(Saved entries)
------------------------------------------------

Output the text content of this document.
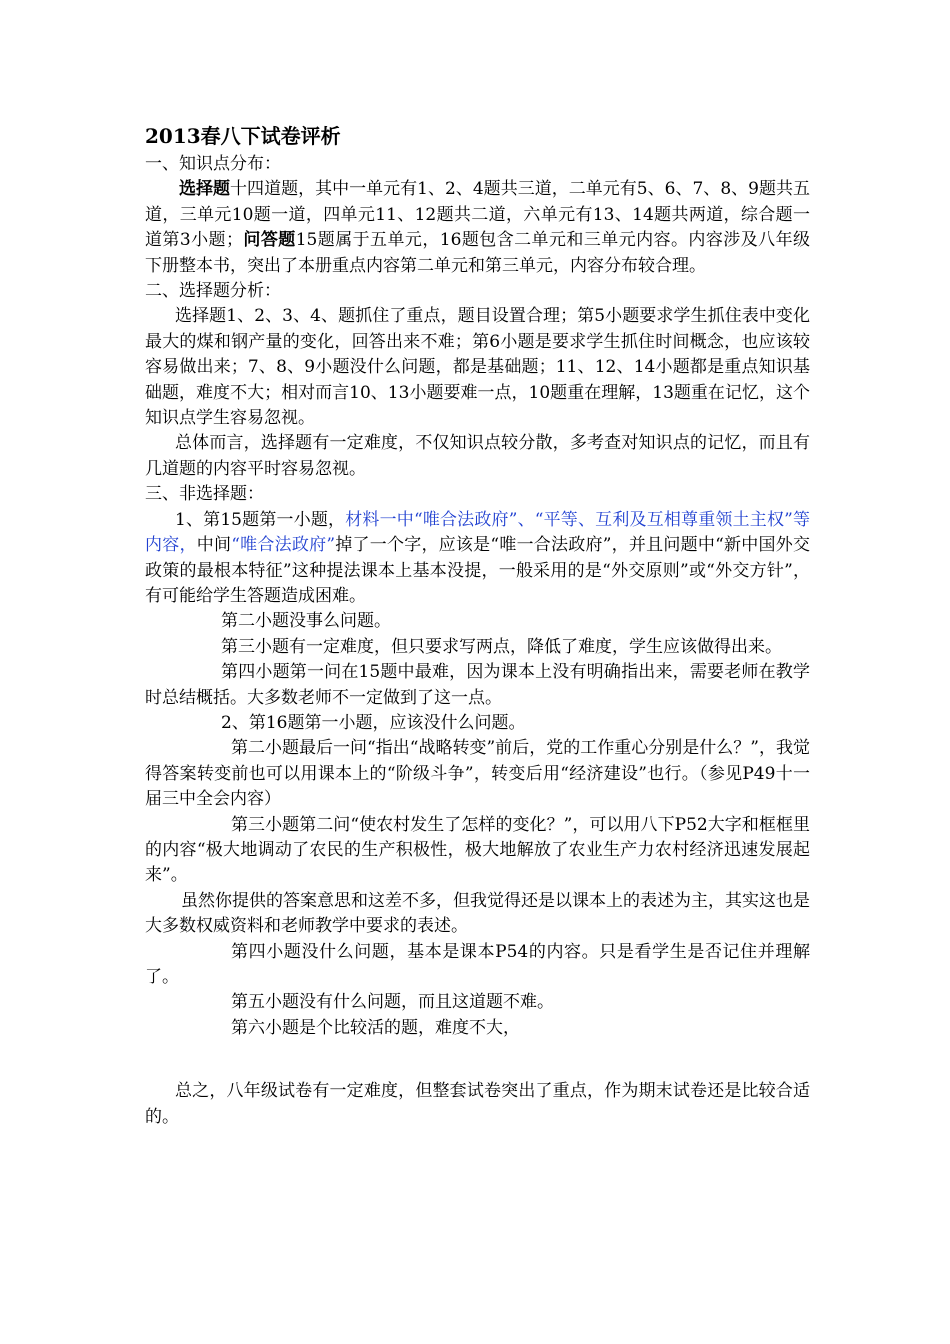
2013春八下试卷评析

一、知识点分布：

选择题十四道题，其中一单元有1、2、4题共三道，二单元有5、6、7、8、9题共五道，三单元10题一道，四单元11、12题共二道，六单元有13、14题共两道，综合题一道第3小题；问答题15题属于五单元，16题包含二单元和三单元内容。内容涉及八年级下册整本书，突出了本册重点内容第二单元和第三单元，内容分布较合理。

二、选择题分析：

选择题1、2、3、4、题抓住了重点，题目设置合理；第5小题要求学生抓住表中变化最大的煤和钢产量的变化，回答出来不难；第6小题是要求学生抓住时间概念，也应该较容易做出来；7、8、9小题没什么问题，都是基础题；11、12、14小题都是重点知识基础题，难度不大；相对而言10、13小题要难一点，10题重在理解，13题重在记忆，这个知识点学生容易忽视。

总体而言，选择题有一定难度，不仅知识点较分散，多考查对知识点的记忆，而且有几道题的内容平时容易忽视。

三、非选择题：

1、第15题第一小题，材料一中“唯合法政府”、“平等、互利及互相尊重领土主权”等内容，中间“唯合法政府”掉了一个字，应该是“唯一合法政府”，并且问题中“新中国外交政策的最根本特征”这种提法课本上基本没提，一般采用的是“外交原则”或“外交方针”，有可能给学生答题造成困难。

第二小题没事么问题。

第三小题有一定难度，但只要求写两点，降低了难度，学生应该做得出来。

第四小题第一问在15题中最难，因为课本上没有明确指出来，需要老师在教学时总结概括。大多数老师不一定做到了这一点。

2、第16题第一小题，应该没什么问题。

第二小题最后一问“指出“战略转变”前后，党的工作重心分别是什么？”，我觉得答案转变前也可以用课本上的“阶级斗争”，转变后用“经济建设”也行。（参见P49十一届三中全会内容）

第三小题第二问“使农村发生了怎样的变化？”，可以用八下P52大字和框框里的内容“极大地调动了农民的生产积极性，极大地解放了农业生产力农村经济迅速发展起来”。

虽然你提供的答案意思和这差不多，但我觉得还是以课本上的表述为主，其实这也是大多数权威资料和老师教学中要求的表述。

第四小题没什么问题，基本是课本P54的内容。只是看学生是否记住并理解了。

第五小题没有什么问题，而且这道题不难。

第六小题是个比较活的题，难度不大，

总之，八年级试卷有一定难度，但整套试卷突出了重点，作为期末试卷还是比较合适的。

------------------------------------------------

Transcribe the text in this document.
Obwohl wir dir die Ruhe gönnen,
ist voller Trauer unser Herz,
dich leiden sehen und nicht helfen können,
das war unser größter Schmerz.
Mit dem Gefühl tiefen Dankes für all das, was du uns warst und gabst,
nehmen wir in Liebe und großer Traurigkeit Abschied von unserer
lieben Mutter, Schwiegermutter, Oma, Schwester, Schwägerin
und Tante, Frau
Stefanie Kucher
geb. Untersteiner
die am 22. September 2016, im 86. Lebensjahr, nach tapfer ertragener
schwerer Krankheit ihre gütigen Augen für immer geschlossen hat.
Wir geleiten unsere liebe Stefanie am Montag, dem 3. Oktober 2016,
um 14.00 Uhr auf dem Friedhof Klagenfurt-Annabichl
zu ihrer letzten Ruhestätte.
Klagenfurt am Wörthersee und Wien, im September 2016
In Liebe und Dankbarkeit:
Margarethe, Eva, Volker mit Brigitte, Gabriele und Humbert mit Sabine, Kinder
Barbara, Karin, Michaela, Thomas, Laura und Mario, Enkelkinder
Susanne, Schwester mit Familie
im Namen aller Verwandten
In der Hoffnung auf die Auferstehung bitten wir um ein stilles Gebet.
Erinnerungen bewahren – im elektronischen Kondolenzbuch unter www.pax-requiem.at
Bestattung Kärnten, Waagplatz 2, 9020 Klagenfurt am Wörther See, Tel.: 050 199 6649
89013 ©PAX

------------------------------------------------

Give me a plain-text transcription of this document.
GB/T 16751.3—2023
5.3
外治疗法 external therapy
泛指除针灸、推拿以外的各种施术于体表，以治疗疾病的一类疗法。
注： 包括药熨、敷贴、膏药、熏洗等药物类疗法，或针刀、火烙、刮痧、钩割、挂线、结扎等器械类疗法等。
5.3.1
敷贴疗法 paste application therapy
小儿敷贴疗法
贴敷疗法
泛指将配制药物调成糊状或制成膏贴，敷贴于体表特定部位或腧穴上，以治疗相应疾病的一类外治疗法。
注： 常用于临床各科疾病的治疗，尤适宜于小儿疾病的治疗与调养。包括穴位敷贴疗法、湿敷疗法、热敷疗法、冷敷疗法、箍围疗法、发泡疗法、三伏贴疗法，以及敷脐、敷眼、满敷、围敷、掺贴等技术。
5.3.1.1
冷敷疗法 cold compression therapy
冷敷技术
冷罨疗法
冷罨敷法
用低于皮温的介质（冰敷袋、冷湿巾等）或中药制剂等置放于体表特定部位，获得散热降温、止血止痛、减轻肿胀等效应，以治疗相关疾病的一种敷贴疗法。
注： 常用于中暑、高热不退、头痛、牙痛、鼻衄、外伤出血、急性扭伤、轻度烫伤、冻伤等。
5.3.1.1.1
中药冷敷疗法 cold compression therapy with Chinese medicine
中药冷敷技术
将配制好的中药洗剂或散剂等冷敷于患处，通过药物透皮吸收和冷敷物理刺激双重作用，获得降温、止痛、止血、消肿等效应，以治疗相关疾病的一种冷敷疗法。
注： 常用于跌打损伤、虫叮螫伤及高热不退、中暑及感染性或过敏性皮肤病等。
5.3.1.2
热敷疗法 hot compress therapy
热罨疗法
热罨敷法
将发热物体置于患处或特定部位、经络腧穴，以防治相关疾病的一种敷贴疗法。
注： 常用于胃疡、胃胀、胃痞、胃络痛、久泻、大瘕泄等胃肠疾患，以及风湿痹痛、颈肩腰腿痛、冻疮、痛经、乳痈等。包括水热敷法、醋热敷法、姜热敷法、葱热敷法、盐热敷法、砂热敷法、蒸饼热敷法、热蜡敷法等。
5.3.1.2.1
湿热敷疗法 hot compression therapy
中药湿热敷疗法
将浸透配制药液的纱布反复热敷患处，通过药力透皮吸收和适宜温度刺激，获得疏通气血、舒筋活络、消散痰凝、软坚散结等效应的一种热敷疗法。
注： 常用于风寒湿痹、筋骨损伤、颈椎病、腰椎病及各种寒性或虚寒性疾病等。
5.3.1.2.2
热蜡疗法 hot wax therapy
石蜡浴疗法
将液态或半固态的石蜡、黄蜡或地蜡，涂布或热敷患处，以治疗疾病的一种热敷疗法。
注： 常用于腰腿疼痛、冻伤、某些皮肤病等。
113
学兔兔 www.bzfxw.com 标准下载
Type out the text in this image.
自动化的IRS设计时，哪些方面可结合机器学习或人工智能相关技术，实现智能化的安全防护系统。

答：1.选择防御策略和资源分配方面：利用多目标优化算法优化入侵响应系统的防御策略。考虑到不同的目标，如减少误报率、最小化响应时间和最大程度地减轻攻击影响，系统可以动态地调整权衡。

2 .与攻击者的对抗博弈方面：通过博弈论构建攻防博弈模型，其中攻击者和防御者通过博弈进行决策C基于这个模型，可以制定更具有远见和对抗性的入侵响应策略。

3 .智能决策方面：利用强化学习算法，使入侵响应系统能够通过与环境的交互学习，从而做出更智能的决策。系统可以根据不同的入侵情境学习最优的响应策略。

------------------------------------------------

- Given task -
Find every line in the records that contains the word "Schwester"; copy those lines.

- Solution to the problem -
lieben Mutter, Schwiegermutter, Oma, Schwester, Schwägerin
Susanne, Schwester mit Familie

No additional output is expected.